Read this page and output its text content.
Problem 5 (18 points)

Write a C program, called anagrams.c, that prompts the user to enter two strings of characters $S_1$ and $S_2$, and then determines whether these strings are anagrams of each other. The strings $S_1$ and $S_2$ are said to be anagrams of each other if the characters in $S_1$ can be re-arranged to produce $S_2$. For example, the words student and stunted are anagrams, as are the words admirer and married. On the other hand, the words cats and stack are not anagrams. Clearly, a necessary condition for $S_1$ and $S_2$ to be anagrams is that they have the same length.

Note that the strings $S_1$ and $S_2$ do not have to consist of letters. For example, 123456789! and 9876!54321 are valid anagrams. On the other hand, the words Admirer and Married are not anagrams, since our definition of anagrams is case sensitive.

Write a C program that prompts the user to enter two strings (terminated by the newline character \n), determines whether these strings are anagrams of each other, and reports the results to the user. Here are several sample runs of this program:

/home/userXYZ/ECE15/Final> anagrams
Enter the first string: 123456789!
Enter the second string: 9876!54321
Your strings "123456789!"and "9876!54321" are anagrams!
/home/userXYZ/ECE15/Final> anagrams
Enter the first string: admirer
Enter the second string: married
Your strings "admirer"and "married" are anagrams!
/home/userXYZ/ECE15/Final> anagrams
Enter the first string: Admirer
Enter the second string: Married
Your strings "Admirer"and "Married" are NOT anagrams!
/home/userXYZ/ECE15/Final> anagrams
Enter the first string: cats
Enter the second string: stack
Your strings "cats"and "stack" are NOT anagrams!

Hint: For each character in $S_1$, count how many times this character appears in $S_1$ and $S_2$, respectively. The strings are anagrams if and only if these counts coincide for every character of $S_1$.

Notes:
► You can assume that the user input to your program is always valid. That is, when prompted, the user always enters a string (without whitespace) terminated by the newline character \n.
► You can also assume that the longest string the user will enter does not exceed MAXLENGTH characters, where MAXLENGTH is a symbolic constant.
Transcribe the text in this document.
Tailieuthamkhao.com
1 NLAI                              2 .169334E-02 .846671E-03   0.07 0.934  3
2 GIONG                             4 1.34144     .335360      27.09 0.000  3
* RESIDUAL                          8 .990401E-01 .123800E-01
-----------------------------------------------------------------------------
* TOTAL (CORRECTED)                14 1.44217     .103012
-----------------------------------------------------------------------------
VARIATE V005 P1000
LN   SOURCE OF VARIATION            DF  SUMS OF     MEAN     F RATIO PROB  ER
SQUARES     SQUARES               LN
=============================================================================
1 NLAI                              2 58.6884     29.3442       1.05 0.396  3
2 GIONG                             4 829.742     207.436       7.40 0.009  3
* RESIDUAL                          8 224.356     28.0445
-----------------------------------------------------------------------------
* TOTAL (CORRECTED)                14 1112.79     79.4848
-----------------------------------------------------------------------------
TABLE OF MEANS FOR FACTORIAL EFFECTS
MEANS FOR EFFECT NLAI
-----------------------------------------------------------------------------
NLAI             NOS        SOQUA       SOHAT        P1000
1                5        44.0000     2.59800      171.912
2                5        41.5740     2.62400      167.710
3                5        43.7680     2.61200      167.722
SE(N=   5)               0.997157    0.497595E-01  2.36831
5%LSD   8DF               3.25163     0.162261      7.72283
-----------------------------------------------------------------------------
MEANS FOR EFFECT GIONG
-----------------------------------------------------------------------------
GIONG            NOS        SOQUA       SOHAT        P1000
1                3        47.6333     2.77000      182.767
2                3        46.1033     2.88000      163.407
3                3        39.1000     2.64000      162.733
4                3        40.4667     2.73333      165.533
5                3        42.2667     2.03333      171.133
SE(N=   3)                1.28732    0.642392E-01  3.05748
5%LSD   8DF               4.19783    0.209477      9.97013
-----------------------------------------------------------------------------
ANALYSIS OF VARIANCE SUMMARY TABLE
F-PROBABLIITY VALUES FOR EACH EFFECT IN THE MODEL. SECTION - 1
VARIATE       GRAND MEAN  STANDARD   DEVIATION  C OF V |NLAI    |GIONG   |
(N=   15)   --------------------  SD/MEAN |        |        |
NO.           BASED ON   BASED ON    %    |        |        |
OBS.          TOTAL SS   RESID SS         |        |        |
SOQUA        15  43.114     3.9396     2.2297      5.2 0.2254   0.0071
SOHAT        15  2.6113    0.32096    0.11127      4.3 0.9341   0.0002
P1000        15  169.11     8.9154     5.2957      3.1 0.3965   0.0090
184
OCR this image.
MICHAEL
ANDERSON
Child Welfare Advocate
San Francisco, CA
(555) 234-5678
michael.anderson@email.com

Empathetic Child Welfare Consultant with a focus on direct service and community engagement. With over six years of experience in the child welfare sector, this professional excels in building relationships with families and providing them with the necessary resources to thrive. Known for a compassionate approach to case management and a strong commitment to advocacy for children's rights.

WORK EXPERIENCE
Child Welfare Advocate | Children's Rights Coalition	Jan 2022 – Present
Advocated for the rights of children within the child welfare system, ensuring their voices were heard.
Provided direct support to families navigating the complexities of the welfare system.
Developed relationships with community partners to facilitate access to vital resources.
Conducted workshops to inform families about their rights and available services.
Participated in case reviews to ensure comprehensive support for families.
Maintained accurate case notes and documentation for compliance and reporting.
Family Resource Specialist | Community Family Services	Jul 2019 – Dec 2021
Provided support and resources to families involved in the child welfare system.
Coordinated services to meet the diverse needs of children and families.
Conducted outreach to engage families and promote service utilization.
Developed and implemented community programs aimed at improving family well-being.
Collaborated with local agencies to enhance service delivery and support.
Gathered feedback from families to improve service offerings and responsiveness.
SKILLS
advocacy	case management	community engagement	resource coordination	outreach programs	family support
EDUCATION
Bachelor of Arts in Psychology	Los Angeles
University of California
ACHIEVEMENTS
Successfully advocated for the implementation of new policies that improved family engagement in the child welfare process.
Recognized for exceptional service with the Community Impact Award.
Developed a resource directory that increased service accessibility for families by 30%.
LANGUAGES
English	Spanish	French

Exercise directions ▸ Go through the records and show every line with the string "determines" in it.

Final result ▸
Write a C program, called anagrams.c, that prompts the user to enter two strings of characters $S_1$ and $S_2$, and then determines whether these strings are anagrams of each other. The strings $S_1$ and $S_2$ are said to be anagrams of each other if the characters in $S_1$ can be re-arranged to produce $S_2$. For example, the words student and stunted are anagrams, as are the words admirer and married. On the other hand, the words cats and stack are not anagrams. Clearly, a necessary condition for $S_1$ and $S_2$ to be anagrams is that they have the same length.
Write a C program that prompts the user to enter two strings (terminated by the newline character \n), determines whether these strings are anagrams of each other, and reports the results to the user. Here are several sample runs of this program:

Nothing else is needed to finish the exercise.